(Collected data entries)
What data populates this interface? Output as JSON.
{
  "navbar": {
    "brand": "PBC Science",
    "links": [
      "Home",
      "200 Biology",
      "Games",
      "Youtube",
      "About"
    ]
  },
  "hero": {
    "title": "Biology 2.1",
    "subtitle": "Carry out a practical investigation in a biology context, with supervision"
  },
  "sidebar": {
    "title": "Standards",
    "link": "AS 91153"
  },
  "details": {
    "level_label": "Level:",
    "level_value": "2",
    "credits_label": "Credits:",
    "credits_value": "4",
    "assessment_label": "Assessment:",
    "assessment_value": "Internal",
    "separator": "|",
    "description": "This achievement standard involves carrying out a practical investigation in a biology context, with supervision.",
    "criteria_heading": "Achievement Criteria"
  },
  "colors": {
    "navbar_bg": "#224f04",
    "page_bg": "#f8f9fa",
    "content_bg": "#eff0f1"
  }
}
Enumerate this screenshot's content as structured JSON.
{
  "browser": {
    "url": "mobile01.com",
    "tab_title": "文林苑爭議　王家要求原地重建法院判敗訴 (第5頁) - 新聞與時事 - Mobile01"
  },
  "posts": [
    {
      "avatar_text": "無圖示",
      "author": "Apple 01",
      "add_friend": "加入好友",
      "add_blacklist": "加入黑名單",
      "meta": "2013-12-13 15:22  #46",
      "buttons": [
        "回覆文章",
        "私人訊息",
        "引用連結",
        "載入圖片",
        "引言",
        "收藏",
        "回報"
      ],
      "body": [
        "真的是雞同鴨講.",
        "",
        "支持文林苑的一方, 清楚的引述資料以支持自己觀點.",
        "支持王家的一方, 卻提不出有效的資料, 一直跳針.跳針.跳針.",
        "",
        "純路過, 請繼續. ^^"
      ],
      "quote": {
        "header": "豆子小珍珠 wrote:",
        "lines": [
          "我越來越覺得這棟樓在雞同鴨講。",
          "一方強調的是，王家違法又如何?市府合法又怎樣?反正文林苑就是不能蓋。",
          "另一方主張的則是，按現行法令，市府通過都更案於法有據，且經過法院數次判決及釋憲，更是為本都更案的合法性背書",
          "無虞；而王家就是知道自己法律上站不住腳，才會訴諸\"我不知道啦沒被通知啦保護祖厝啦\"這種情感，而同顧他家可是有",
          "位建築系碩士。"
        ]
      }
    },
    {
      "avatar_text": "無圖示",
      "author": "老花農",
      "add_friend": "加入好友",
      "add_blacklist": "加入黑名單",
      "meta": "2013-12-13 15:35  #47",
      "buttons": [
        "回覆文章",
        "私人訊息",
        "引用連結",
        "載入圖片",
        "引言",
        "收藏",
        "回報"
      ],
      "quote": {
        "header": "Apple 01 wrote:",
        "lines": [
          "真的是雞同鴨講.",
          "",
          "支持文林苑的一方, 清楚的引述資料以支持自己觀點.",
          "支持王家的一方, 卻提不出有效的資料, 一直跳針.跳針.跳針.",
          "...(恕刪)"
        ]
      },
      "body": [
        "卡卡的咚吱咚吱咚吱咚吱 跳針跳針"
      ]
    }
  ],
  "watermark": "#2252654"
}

- What the exercise asks: Restate each of the entries above verbatim.

- Expected output:
What data populates this interface? Output as JSON.
{
  "navbar": {
    "brand": "PBC Science",
    "links": [
      "Home",
      "200 Biology",
      "Games",
      "Youtube",
      "About"
    ]
  },
  "hero": {
    "title": "Biology 2.1",
    "subtitle": "Carry out a practical investigation in a biology context, with supervision"
  },
  "sidebar": {
    "title": "Standards",
    "link": "AS 91153"
  },
  "details": {
    "level_label": "Level:",
    "level_value": "2",
    "credits_label": "Credits:",
    "credits_value": "4",
    "assessment_label": "Assessment:",
    "assessment_value": "Internal",
    "separator": "|",
    "description": "This achievement standard involves carrying out a practical investigation in a biology context, with supervision.",
    "criteria_heading": "Achievement Criteria"
  },
  "colors": {
    "navbar_bg": "#224f04",
    "page_bg": "#f8f9fa",
    "content_bg": "#eff0f1"
  }
}
Enumerate this screenshot's content as structured JSON.
{
  "browser": {
    "url": "mobile01.com",
    "tab_title": "文林苑爭議　王家要求原地重建法院判敗訴 (第5頁) - 新聞與時事 - Mobile01"
  },
  "posts": [
    {
      "avatar_text": "無圖示",
      "author": "Apple 01",
      "add_friend": "加入好友",
      "add_blacklist": "加入黑名單",
      "meta": "2013-12-13 15:22  #46",
      "buttons": [
        "回覆文章",
        "私人訊息",
        "引用連結",
        "載入圖片",
        "引言",
        "收藏",
        "回報"
      ],
      "body": [
        "真的是雞同鴨講.",
        "",
        "支持文林苑的一方, 清楚的引述資料以支持自己觀點.",
        "支持王家的一方, 卻提不出有效的資料, 一直跳針.跳針.跳針.",
        "",
        "純路過, 請繼續. ^^"
      ],
      "quote": {
        "header": "豆子小珍珠 wrote:",
        "lines": [
          "我越來越覺得這棟樓在雞同鴨講。",
          "一方強調的是，王家違法又如何?市府合法又怎樣?反正文林苑就是不能蓋。",
          "另一方主張的則是，按現行法令，市府通過都更案於法有據，且經過法院數次判決及釋憲，更是為本都更案的合法性背書",
          "無虞；而王家就是知道自己法律上站不住腳，才會訴諸\"我不知道啦沒被通知啦保護祖厝啦\"這種情感，而同顧他家可是有",
          "位建築系碩士。"
        ]
      }
    },
    {
      "avatar_text": "無圖示",
      "author": "老花農",
      "add_friend": "加入好友",
      "add_blacklist": "加入黑名單",
      "meta": "2013-12-13 15:35  #47",
      "buttons": [
        "回覆文章",
        "私人訊息",
        "引用連結",
        "載入圖片",
        "引言",
        "收藏",
        "回報"
      ],
      "quote": {
        "header": "Apple 01 wrote:",
        "lines": [
          "真的是雞同鴨講.",
          "",
          "支持文林苑的一方, 清楚的引述資料以支持自己觀點.",
          "支持王家的一方, 卻提不出有效的資料, 一直跳針.跳針.跳針.",
          "...(恕刪)"
        ]
      },
      "body": [
        "卡卡的咚吱咚吱咚吱咚吱 跳針跳針"
      ]
    }
  ],
  "watermark": "#2252654"
}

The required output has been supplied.